Scan the lines below; pull out those with "součástí".

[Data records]
+ + +
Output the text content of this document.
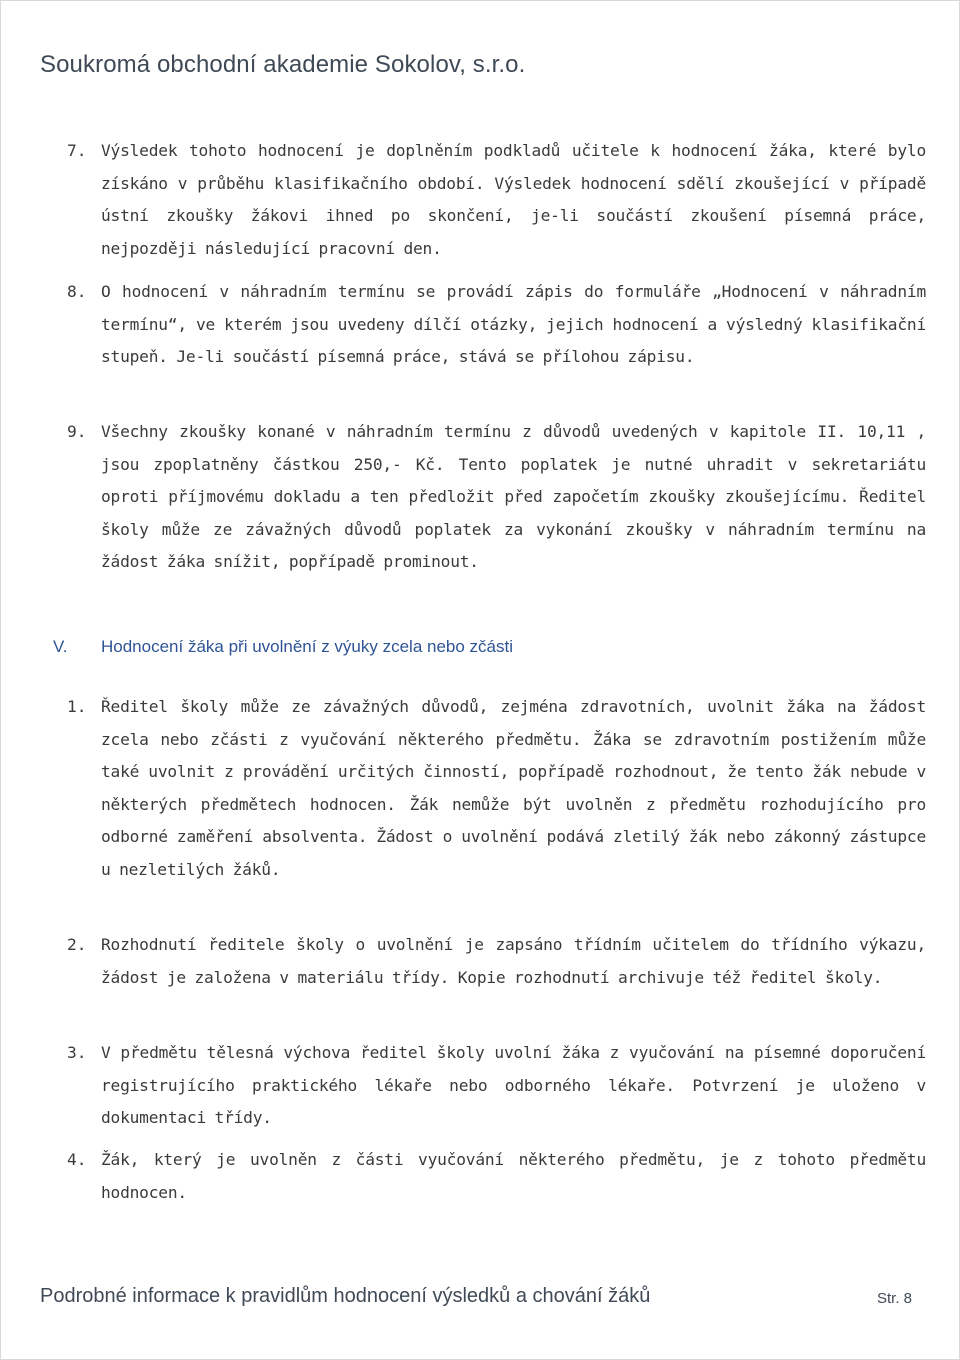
Soukromá obchodní akademie Sokolov, s.r.o.
7. Výsledek tohoto hodnocení je doplněním podkladů učitele k hodnocení žáka, které bylo získáno v průběhu klasifikačního období. Výsledek hodnocení sdělí zkoušející v případě ústní zkoušky žákovi ihned po skončení, je-li součástí zkoušení písemná práce, nejpozději následující pracovní den.
8. O hodnocení v náhradním termínu se provádí zápis do formuláře „Hodnocení v náhradním termínu“, ve kterém jsou uvedeny dílčí otázky, jejich hodnocení a výsledný klasifikační stupeň. Je-li součástí písemná práce, stává se přílohou zápisu.
9. Všechny zkoušky konané v náhradním termínu z důvodů uvedených v kapitole II. 10,11 , jsou zpoplatněny částkou 250,- Kč. Tento poplatek je nutné uhradit v sekretariátu oproti příjmovému dokladu a ten předložit před započetím zkoušky zkoušejícímu. Ředitel školy může ze závažných důvodů poplatek za vykonání zkoušky v náhradním termínu na žádost žáka snížit, popřípadě prominout.
V. Hodnocení žáka při uvolnění z výuky zcela nebo zčásti
1. Ředitel školy může ze závažných důvodů, zejména zdravotních, uvolnit žáka na žádost zcela nebo zčásti z vyučování některého předmětu. Žáka se zdravotním postižením může také uvolnit z provádění určitých činností, popřípadě rozhodnout, že tento žák nebude v některých předmětech hodnocen. Žák nemůže být uvolněn z předmětu rozhodujícího pro odborné zaměření absolventa. Žádost o uvolnění podává zletilý žák nebo zákonný zástupce u nezletilých žáků.
2. Rozhodnutí ředitele školy o uvolnění je zapsáno třídním učitelem do třídního výkazu, žádost je založena v materiálu třídy. Kopie rozhodnutí archivuje též ředitel školy.
3. V předmětu tělesná výchova ředitel školy uvolní žáka z vyučování na písemné doporučení registrujícího praktického lékaře nebo odborného lékaře. Potvrzení je uloženo v dokumentaci třídy.
4. Žák, který je uvolněn z části vyučování některého předmětu, je z tohoto předmětu hodnocen.
Podrobné informace k pravidlům hodnocení výsledků a chování žáků	Str. 8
+ + +
> **Response to the task**:
7. Výsledek tohoto hodnocení je doplněním podkladů učitele k hodnocení žáka, které bylo získáno v průběhu klasifikačního období. Výsledek hodnocení sdělí zkoušející v případě ústní zkoušky žákovi ihned po skončení, je-li součástí zkoušení písemná práce, nejpozději následující pracovní den.
8. O hodnocení v náhradním termínu se provádí zápis do formuláře „Hodnocení v náhradním termínu“, ve kterém jsou uvedeny dílčí otázky, jejich hodnocení a výsledný klasifikační stupeň. Je-li součástí písemná práce, stává se přílohou zápisu.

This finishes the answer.